___ Listing ___

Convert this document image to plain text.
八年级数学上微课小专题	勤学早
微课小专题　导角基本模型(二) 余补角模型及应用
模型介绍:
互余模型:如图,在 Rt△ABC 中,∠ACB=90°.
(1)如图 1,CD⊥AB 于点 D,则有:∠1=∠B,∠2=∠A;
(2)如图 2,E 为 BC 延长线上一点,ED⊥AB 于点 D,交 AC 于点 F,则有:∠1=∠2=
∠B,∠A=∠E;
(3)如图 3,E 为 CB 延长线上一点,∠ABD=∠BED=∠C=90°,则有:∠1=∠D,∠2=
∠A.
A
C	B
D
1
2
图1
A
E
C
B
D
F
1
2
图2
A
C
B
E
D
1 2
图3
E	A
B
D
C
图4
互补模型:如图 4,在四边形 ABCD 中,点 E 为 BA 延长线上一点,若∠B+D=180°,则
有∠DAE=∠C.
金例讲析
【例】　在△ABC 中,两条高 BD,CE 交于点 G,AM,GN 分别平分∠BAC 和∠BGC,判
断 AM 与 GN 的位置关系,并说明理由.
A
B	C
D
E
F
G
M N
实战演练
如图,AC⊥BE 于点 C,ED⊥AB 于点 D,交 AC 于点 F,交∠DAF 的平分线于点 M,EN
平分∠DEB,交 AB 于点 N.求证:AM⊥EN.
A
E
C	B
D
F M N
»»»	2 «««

___

* _Instructions to follow_
Filter the listing above for the string "延长线上一点" and copy every matching line.

* _Response_
(2)如图 2,E 为 BC 延长线上一点,ED⊥AB 于点 D,交 AC 于点 F,则有:∠1=∠2=
(3)如图 3,E 为 CB 延长线上一点,∠ABD=∠BED=∠C=90°,则有:∠1=∠D,∠2=
互补模型:如图 4,在四边形 ABCD 中,点 E 为 BA 延长线上一点,若∠B+D=180°,则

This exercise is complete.